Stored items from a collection

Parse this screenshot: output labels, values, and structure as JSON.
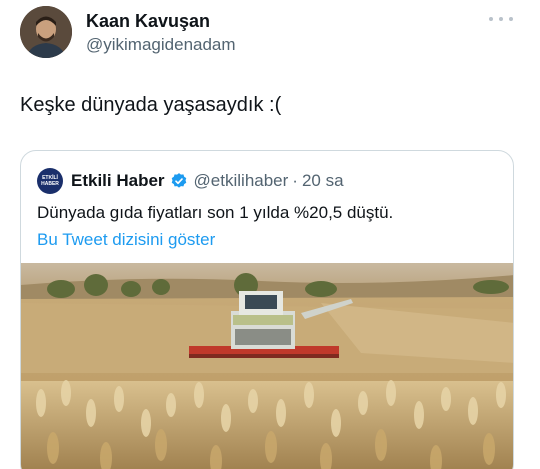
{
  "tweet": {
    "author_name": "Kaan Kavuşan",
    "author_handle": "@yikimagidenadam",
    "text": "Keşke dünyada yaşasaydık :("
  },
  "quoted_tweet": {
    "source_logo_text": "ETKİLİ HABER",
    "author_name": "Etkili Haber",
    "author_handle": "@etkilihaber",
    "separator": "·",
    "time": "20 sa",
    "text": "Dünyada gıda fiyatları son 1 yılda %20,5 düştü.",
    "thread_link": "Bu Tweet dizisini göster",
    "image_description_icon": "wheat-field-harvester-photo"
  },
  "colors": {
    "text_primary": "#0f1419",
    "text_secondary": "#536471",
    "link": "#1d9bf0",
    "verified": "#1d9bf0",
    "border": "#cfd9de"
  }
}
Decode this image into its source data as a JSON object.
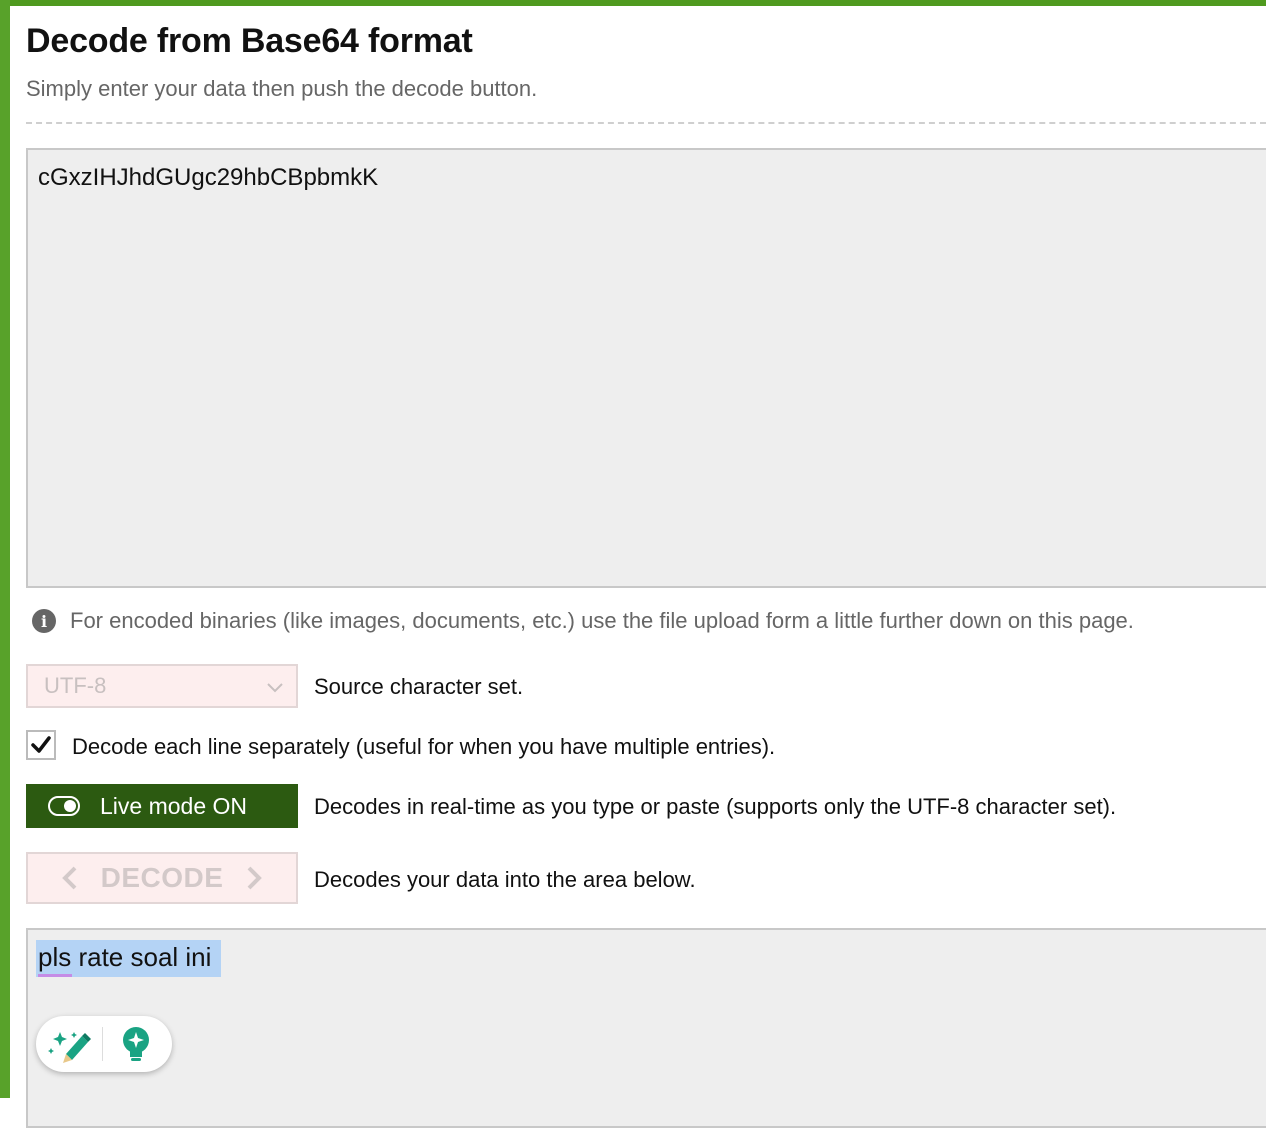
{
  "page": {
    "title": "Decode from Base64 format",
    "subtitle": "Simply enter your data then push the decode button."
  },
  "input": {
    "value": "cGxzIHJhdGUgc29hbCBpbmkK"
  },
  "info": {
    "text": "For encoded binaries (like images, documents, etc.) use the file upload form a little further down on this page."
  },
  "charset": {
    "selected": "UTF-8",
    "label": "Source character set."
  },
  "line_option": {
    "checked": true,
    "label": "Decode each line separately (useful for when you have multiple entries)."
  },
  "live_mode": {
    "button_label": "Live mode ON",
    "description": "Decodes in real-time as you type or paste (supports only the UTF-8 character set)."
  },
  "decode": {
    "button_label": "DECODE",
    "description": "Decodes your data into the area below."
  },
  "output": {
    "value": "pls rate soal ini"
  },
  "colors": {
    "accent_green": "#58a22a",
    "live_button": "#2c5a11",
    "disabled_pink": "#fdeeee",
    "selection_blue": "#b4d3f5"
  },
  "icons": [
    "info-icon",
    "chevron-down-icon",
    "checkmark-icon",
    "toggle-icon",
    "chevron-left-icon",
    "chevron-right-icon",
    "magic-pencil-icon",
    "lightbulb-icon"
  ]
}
==
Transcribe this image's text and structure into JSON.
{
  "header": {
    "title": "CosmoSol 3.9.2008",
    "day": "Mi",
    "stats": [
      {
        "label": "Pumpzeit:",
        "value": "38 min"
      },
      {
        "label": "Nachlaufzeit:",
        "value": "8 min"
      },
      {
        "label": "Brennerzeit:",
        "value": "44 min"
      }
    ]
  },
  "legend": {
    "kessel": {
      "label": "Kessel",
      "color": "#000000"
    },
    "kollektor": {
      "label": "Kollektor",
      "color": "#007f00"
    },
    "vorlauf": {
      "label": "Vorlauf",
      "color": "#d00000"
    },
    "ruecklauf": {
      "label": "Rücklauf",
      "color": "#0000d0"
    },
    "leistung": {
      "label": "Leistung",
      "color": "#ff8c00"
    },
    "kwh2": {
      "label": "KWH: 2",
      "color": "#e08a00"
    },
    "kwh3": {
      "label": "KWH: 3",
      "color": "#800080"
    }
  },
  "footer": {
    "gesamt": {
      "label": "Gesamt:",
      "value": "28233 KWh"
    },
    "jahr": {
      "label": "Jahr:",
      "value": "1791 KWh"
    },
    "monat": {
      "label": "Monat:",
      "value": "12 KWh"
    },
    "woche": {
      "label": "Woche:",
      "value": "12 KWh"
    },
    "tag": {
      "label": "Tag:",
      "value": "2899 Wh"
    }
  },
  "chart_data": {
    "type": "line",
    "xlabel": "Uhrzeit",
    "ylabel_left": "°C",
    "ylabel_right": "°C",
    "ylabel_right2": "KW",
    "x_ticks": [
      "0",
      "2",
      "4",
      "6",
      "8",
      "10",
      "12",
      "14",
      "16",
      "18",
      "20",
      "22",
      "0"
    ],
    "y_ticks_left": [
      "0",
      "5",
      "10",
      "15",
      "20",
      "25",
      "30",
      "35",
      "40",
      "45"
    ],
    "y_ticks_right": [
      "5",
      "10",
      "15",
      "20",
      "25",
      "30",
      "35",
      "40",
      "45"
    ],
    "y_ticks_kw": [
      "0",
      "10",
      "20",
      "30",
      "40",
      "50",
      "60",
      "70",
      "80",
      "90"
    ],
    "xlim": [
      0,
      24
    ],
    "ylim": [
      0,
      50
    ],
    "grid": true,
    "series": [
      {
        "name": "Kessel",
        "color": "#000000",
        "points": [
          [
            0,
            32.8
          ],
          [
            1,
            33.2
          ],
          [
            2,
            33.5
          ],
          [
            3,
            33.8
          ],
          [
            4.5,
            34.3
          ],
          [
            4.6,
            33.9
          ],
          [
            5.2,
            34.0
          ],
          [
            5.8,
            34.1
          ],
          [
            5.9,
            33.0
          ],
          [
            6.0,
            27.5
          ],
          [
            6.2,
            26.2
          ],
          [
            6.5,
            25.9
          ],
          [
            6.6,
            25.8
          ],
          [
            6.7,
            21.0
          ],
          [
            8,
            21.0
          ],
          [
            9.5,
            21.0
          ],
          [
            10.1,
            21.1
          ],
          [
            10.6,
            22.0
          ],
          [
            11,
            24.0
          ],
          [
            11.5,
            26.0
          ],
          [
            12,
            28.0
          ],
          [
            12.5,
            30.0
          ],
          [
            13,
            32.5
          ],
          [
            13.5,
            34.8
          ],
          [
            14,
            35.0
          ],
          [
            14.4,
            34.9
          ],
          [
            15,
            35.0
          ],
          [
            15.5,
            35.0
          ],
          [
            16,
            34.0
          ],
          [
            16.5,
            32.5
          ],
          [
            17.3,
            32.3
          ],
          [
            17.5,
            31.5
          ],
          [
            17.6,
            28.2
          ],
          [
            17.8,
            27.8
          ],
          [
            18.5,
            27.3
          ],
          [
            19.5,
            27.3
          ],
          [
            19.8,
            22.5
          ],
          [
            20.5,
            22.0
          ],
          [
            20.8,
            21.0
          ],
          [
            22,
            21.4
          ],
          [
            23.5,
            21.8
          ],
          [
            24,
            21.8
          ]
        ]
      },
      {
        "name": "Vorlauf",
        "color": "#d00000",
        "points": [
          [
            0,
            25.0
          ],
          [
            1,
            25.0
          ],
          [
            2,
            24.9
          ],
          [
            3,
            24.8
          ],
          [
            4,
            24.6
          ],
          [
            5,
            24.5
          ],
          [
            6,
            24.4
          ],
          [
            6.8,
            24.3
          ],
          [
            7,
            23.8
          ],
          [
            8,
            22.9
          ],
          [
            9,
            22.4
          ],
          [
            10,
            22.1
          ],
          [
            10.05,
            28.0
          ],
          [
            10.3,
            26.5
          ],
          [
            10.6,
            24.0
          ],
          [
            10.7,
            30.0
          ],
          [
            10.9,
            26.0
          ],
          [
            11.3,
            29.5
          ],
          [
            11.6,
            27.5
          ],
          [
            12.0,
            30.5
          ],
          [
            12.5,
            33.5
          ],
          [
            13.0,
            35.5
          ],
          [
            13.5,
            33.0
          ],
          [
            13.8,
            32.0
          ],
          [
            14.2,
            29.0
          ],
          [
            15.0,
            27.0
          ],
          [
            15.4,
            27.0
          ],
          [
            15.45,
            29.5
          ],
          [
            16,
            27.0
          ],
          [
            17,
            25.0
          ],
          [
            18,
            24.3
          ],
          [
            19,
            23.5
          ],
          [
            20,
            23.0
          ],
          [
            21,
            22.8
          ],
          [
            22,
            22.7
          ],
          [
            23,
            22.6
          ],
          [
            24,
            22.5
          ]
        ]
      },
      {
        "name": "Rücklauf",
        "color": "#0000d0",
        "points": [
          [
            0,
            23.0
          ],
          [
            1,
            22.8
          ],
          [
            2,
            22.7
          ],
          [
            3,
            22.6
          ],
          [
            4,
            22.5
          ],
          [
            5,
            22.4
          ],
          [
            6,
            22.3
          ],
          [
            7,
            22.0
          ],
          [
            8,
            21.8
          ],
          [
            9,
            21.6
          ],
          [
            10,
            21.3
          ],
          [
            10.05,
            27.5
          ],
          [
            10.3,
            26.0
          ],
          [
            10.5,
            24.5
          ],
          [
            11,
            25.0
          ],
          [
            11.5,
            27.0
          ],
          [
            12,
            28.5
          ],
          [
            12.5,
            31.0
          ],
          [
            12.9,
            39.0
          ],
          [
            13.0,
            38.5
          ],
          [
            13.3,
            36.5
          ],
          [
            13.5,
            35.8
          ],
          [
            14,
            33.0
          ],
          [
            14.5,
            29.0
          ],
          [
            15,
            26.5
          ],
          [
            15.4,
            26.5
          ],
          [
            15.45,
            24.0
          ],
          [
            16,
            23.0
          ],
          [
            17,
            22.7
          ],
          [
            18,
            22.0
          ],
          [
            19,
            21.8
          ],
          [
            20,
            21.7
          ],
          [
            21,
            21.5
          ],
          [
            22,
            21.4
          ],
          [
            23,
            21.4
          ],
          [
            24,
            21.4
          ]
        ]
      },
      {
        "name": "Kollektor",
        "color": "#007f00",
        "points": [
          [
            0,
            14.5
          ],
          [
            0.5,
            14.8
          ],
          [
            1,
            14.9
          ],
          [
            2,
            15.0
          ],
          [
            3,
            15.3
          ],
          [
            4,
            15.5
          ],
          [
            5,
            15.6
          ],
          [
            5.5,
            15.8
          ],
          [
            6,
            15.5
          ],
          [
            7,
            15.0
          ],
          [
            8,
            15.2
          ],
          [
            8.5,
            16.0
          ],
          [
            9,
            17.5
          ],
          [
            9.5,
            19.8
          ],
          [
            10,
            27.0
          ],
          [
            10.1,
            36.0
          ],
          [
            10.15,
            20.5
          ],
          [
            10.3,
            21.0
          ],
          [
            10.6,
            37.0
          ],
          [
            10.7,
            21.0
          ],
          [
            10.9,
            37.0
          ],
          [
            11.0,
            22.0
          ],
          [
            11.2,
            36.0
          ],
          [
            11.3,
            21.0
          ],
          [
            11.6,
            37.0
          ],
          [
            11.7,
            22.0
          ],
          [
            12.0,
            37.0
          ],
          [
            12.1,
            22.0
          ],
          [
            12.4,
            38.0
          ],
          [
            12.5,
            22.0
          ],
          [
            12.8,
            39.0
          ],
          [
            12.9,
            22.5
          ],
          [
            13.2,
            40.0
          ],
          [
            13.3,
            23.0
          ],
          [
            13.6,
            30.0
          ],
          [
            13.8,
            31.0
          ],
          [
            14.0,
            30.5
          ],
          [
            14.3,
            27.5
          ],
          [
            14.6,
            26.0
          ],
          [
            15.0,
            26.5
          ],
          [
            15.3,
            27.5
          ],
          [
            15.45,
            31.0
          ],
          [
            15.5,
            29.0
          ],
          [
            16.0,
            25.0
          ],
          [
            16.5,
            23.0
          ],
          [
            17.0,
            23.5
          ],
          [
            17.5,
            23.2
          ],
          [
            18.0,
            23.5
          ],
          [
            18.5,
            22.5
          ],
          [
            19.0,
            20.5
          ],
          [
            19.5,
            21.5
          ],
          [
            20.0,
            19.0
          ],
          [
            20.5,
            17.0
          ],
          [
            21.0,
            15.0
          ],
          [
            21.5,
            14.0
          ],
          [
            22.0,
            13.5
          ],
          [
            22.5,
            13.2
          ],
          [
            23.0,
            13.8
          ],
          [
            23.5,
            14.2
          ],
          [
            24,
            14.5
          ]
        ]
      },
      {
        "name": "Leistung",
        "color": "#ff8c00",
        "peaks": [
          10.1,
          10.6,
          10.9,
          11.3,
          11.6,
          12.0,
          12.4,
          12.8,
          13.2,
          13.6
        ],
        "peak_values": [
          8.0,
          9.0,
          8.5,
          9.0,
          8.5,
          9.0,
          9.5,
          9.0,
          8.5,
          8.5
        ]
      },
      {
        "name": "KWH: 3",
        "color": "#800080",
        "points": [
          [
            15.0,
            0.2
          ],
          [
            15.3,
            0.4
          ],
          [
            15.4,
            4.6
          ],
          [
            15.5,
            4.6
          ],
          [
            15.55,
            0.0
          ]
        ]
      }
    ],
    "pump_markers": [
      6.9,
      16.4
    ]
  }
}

Task details:
Using the listing above, gather each line that holds the string "time" and copy it.

Task output:
    "time": "20 sa",
    "description": "Decodes in real-time as you type or paste (supports only the UTF-8 character set)."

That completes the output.